===== Rows
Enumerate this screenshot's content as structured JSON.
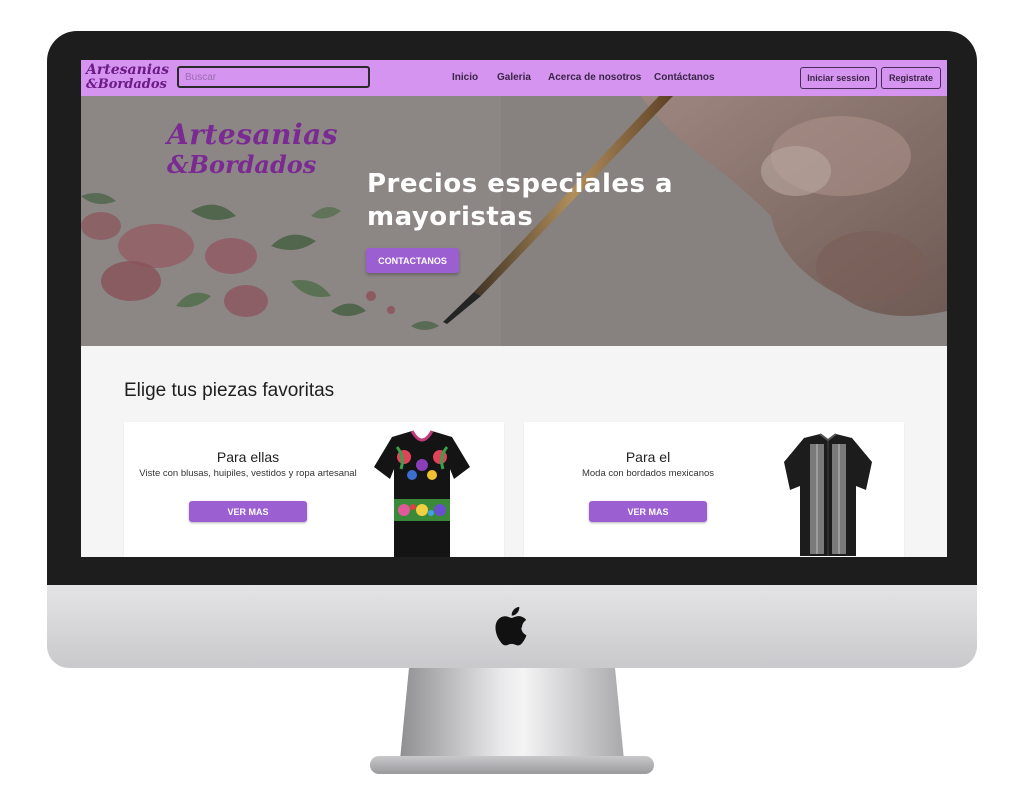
{
  "navbar": {
    "logo_line1": "Artesanias",
    "logo_line2": "&Bordados",
    "search_placeholder": "Buscar",
    "links": [
      "Inicio",
      "Galeria",
      "Acerca de nosotros",
      "Contáctanos"
    ],
    "login_label": "Iniciar session",
    "register_label": "Registrate",
    "background_color": "#d594ef"
  },
  "hero": {
    "logo_line1": "Artesanias",
    "logo_line2": "&Bordados",
    "title": "Precios especiales a mayoristas",
    "button_label": "CONTACTANOS"
  },
  "products": {
    "section_title": "Elige tus piezas favoritas",
    "cards": [
      {
        "title": "Para ellas",
        "subtitle": "Viste con blusas, huipiles, vestidos y ropa artesanal",
        "button_label": "VER MAS"
      },
      {
        "title": "Para el",
        "subtitle": "Moda con bordados mexicanos",
        "button_label": "VER MAS"
      }
    ]
  },
  "colors": {
    "accent_purple": "#9b5fd1",
    "logo_purple": "#7a2a92"
  },
  "icons": {
    "device_logo": "apple-logo-icon"
  }
}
==========
Find every line in the records above that contains the word "subtitle", and copy each one.

Answer to the problem.
        "subtitle": "Viste con blusas, huipiles, vestidos y ropa artesanal",
        "subtitle": "Moda con bordados mexicanos",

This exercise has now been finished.